*** Data

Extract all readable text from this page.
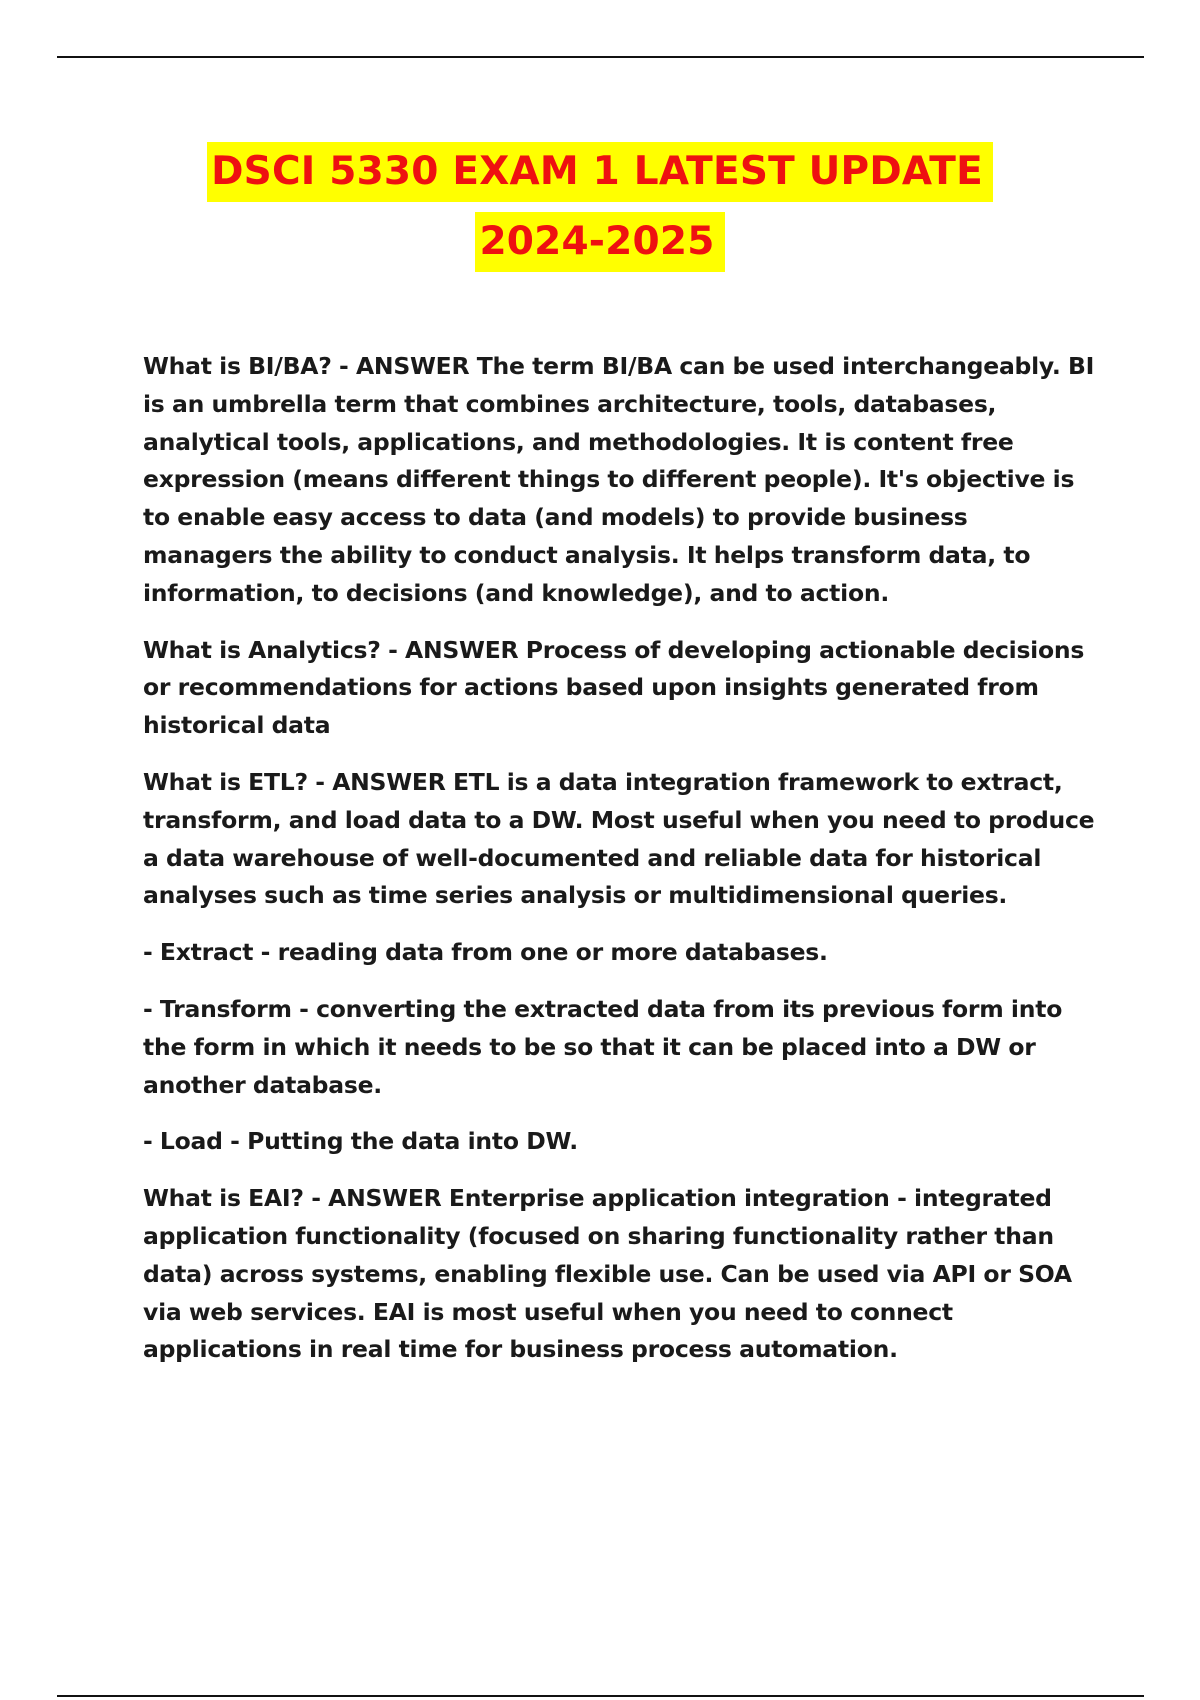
DSCI 5330 EXAM 1 LATEST UPDATE
2024-2025

What is BI/BA? - ANSWER The term BI/BA can be used interchangeably. BI is an umbrella term that combines architecture, tools, databases, analytical tools, applications, and methodologies. It is content free expression (means different things to different people). It's objective is to enable easy access to data (and models) to provide business managers the ability to conduct analysis. It helps transform data, to information, to decisions (and knowledge), and to action.

What is Analytics? - ANSWER Process of developing actionable decisions or recommendations for actions based upon insights generated from historical data

What is ETL? - ANSWER ETL is a data integration framework to extract, transform, and load data to a DW. Most useful when you need to produce a data warehouse of well-documented and reliable data for historical analyses such as time series analysis or multidimensional queries.

- Extract - reading data from one or more databases.

- Transform - converting the extracted data from its previous form into the form in which it needs to be so that it can be placed into a DW or another database.

- Load - Putting the data into DW.

What is EAI? - ANSWER Enterprise application integration - integrated application functionality (focused on sharing functionality rather than data) across systems, enabling flexible use. Can be used via API or SOA via web services. EAI is most useful when you need to connect applications in real time for business process automation.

******

* Task instructions:
Write out each line again precisely as it appears, skipping every picture.

* Result for this exercise:
Extract all readable text from this page.
DSCI 5330 EXAM 1 LATEST UPDATE
2024-2025

What is BI/BA? - ANSWER The term BI/BA can be used interchangeably. BI is an umbrella term that combines architecture, tools, databases, analytical tools, applications, and methodologies. It is content free expression (means different things to different people). It's objective is to enable easy access to data (and models) to provide business managers the ability to conduct analysis. It helps transform data, to information, to decisions (and knowledge), and to action.

What is Analytics? - ANSWER Process of developing actionable decisions or recommendations for actions based upon insights generated from historical data

What is ETL? - ANSWER ETL is a data integration framework to extract, transform, and load data to a DW. Most useful when you need to produce a data warehouse of well-documented and reliable data for historical analyses such as time series analysis or multidimensional queries.

- Extract - reading data from one or more databases.

- Transform - converting the extracted data from its previous form into the form in which it needs to be so that it can be placed into a DW or another database.

- Load - Putting the data into DW.

What is EAI? - ANSWER Enterprise application integration - integrated application functionality (focused on sharing functionality rather than data) across systems, enabling flexible use. Can be used via API or SOA via web services. EAI is most useful when you need to connect applications in real time for business process automation.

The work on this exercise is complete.